┌──
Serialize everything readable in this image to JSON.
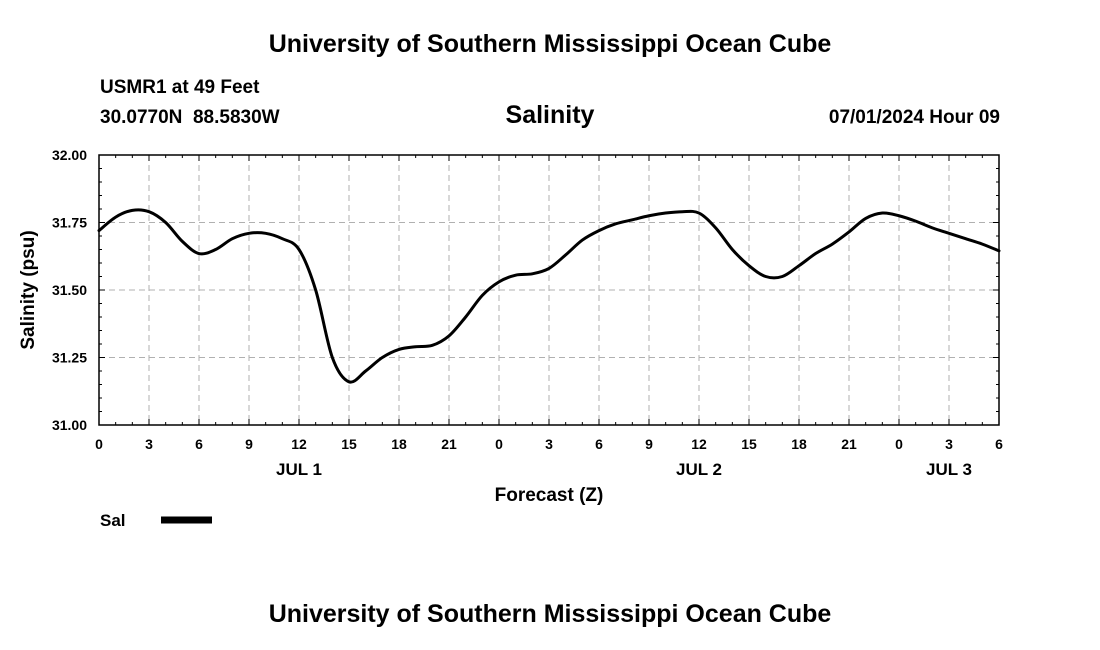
{
  "header": {
    "title": "University of Southern Mississippi Ocean Cube",
    "station": "USMR1 at 49 Feet",
    "coords": "30.0770N  88.5830W",
    "parameter": "Salinity",
    "datetime": "07/01/2024 Hour 09"
  },
  "footer": {
    "title": "University of Southern Mississippi Ocean Cube"
  },
  "legend": {
    "label": "Sal",
    "color": "#000000"
  },
  "chart_data": {
    "type": "line",
    "title": "Salinity",
    "xlabel": "Forecast (Z)",
    "ylabel": "Salinity (psu)",
    "xlim": [
      0,
      54
    ],
    "ylim": [
      31.0,
      32.0
    ],
    "x_tick_values": [
      0,
      3,
      6,
      9,
      12,
      15,
      18,
      21,
      24,
      27,
      30,
      33,
      36,
      39,
      42,
      45,
      48,
      51,
      54
    ],
    "x_tick_labels": [
      "0",
      "3",
      "6",
      "9",
      "12",
      "15",
      "18",
      "21",
      "0",
      "3",
      "6",
      "9",
      "12",
      "15",
      "18",
      "21",
      "0",
      "3",
      "6"
    ],
    "y_tick_values": [
      31.0,
      31.25,
      31.5,
      31.75,
      32.0
    ],
    "y_tick_labels": [
      "31.00",
      "31.25",
      "31.50",
      "31.75",
      "32.00"
    ],
    "day_labels": [
      {
        "x": 12,
        "label": "JUL 1"
      },
      {
        "x": 36,
        "label": "JUL 2"
      },
      {
        "x": 51,
        "label": "JUL 3"
      }
    ],
    "grid": true,
    "series": [
      {
        "name": "Sal",
        "color": "#000000",
        "x": [
          0,
          1,
          2,
          3,
          4,
          5,
          6,
          7,
          8,
          9,
          10,
          11,
          12,
          13,
          14,
          15,
          16,
          17,
          18,
          19,
          20,
          21,
          22,
          23,
          24,
          25,
          26,
          27,
          28,
          29,
          30,
          31,
          32,
          33,
          34,
          35,
          36,
          37,
          38,
          39,
          40,
          41,
          42,
          43,
          44,
          45,
          46,
          47,
          48,
          49,
          50,
          51,
          52,
          53,
          54
        ],
        "y": [
          31.72,
          31.77,
          31.795,
          31.79,
          31.75,
          31.68,
          31.635,
          31.65,
          31.69,
          31.71,
          31.71,
          31.69,
          31.65,
          31.5,
          31.25,
          31.16,
          31.2,
          31.25,
          31.28,
          31.29,
          31.295,
          31.33,
          31.4,
          31.48,
          31.53,
          31.555,
          31.56,
          31.58,
          31.63,
          31.685,
          31.72,
          31.745,
          31.76,
          31.775,
          31.785,
          31.79,
          31.785,
          31.73,
          31.65,
          31.59,
          31.55,
          31.55,
          31.59,
          31.635,
          31.67,
          31.715,
          31.765,
          31.785,
          31.775,
          31.755,
          31.73,
          31.71,
          31.69,
          31.67,
          31.645
        ]
      }
    ]
  }
}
└──
Leave out the pictures and reproduce the rest of the listing exactly.

Serialize everything readable in this image to JSON.
{
  "header": {
    "title": "University of Southern Mississippi Ocean Cube",
    "station": "USMR1 at 49 Feet",
    "coords": "30.0770N  88.5830W",
    "parameter": "Salinity",
    "datetime": "07/01/2024 Hour 09"
  },
  "footer": {
    "title": "University of Southern Mississippi Ocean Cube"
  },
  "legend": {
    "label": "Sal",
    "color": "#000000"
  },
  "chart_data": {
    "type": "line",
    "title": "Salinity",
    "xlabel": "Forecast (Z)",
    "ylabel": "Salinity (psu)",
    "xlim": [
      0,
      54
    ],
    "ylim": [
      31.0,
      32.0
    ],
    "x_tick_values": [
      0,
      3,
      6,
      9,
      12,
      15,
      18,
      21,
      24,
      27,
      30,
      33,
      36,
      39,
      42,
      45,
      48,
      51,
      54
    ],
    "x_tick_labels": [
      "0",
      "3",
      "6",
      "9",
      "12",
      "15",
      "18",
      "21",
      "0",
      "3",
      "6",
      "9",
      "12",
      "15",
      "18",
      "21",
      "0",
      "3",
      "6"
    ],
    "y_tick_values": [
      31.0,
      31.25,
      31.5,
      31.75,
      32.0
    ],
    "y_tick_labels": [
      "31.00",
      "31.25",
      "31.50",
      "31.75",
      "32.00"
    ],
    "day_labels": [
      {
        "x": 12,
        "label": "JUL 1"
      },
      {
        "x": 36,
        "label": "JUL 2"
      },
      {
        "x": 51,
        "label": "JUL 3"
      }
    ],
    "grid": true,
    "series": [
      {
        "name": "Sal",
        "color": "#000000",
        "x": [
          0,
          1,
          2,
          3,
          4,
          5,
          6,
          7,
          8,
          9,
          10,
          11,
          12,
          13,
          14,
          15,
          16,
          17,
          18,
          19,
          20,
          21,
          22,
          23,
          24,
          25,
          26,
          27,
          28,
          29,
          30,
          31,
          32,
          33,
          34,
          35,
          36,
          37,
          38,
          39,
          40,
          41,
          42,
          43,
          44,
          45,
          46,
          47,
          48,
          49,
          50,
          51,
          52,
          53,
          54
        ],
        "y": [
          31.72,
          31.77,
          31.795,
          31.79,
          31.75,
          31.68,
          31.635,
          31.65,
          31.69,
          31.71,
          31.71,
          31.69,
          31.65,
          31.5,
          31.25,
          31.16,
          31.2,
          31.25,
          31.28,
          31.29,
          31.295,
          31.33,
          31.4,
          31.48,
          31.53,
          31.555,
          31.56,
          31.58,
          31.63,
          31.685,
          31.72,
          31.745,
          31.76,
          31.775,
          31.785,
          31.79,
          31.785,
          31.73,
          31.65,
          31.59,
          31.55,
          31.55,
          31.59,
          31.635,
          31.67,
          31.715,
          31.765,
          31.785,
          31.775,
          31.755,
          31.73,
          31.71,
          31.69,
          31.67,
          31.645
        ]
      }
    ]
  }
}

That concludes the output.